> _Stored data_
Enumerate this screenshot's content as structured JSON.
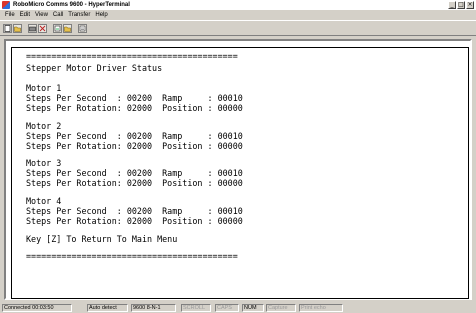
{
  "window": {
    "title": "RoboMicro Comms 9600 - HyperTerminal",
    "controls": [
      "_",
      "□",
      "×"
    ]
  },
  "menu": [
    "File",
    "Edit",
    "View",
    "Call",
    "Transfer",
    "Help"
  ],
  "toolbar": {
    "icons": [
      "new-connection-icon",
      "open-icon",
      "disconnect-icon",
      "phone-icon",
      "send-icon",
      "receive-icon",
      "properties-icon"
    ]
  },
  "terminal": {
    "lines": [
      "==========================================",
      "Stepper Motor Driver Status",
      "Motor 1",
      "Steps Per Second  : 00200  Ramp     : 00010",
      "Steps Per Rotation: 02000  Position : 00000",
      "Motor 2",
      "Steps Per Second  : 00200  Ramp     : 00010",
      "Steps Per Rotation: 02000  Position : 00000",
      "Motor 3",
      "Steps Per Second  : 00200  Ramp     : 00010",
      "Steps Per Rotation: 02000  Position : 00000",
      "Motor 4",
      "Steps Per Second  : 00200  Ramp     : 00010",
      "Steps Per Rotation: 02000  Position : 00000",
      "Key [Z] To Return To Main Menu",
      "=========================================="
    ]
  },
  "status": {
    "connected": "Connected 00:03:50",
    "detect": "Auto detect",
    "settings": "9600 8-N-1",
    "scroll": "SCROLL",
    "caps": "CAPS",
    "num": "NUM",
    "capture": "Capture",
    "print_echo": "Print echo"
  }
}
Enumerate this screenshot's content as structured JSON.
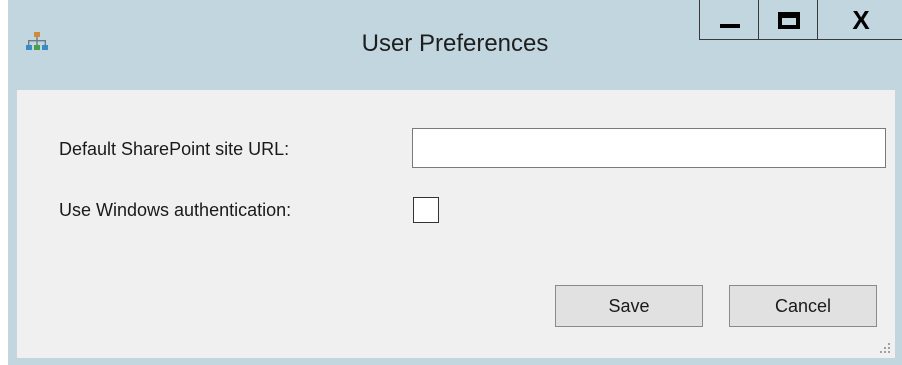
{
  "window": {
    "title": "User Preferences",
    "icon": "org-chart-icon",
    "controls": {
      "minimize": "minimize",
      "maximize": "maximize",
      "close_glyph": "X"
    }
  },
  "form": {
    "url_label": "Default SharePoint site URL:",
    "url_value": "",
    "auth_label": "Use Windows authentication:",
    "auth_checked": false
  },
  "buttons": {
    "save_label": "Save",
    "cancel_label": "Cancel"
  },
  "colors": {
    "titlebar": "#c2d6e0",
    "content_bg": "#f0f0f0",
    "button_bg": "#e1e1e1"
  }
}
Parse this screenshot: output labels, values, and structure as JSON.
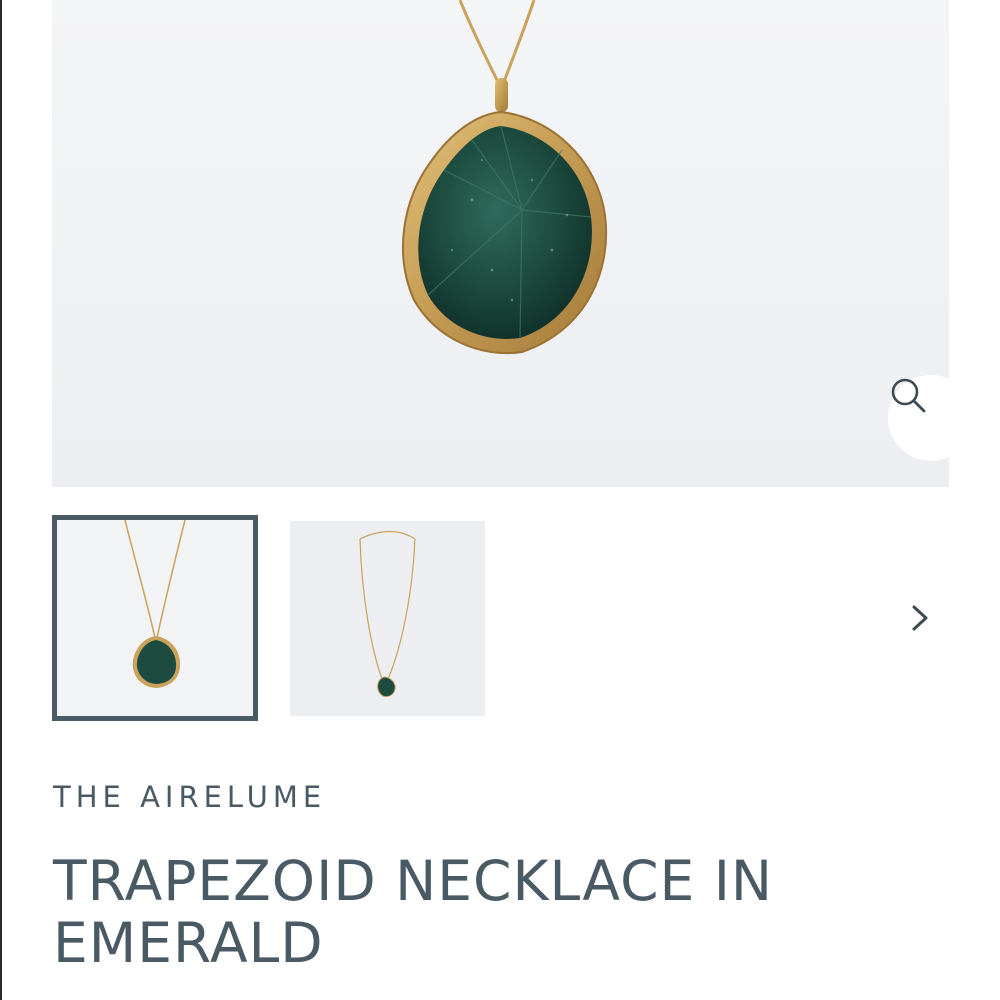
{
  "product": {
    "brand": "THE AIRELUME",
    "title": "TRAPEZOID NECKLACE IN EMERALD"
  },
  "gallery": {
    "main_image": "emerald-pendant-closeup",
    "thumbnails": [
      "emerald-pendant-closeup",
      "full-necklace-view"
    ],
    "selected_index": 0
  },
  "icons": {
    "zoom": "search-icon",
    "next": "chevron-right-icon"
  },
  "colors": {
    "text": "#4a5a64",
    "thumb_border": "#4a5a64",
    "gold": "#c9a25c",
    "emerald": "#1f4a40"
  }
}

> _What is asked_
Going over the lines above, work out how many include "closeup", then give only that number.

> _Reply to the exercise_
2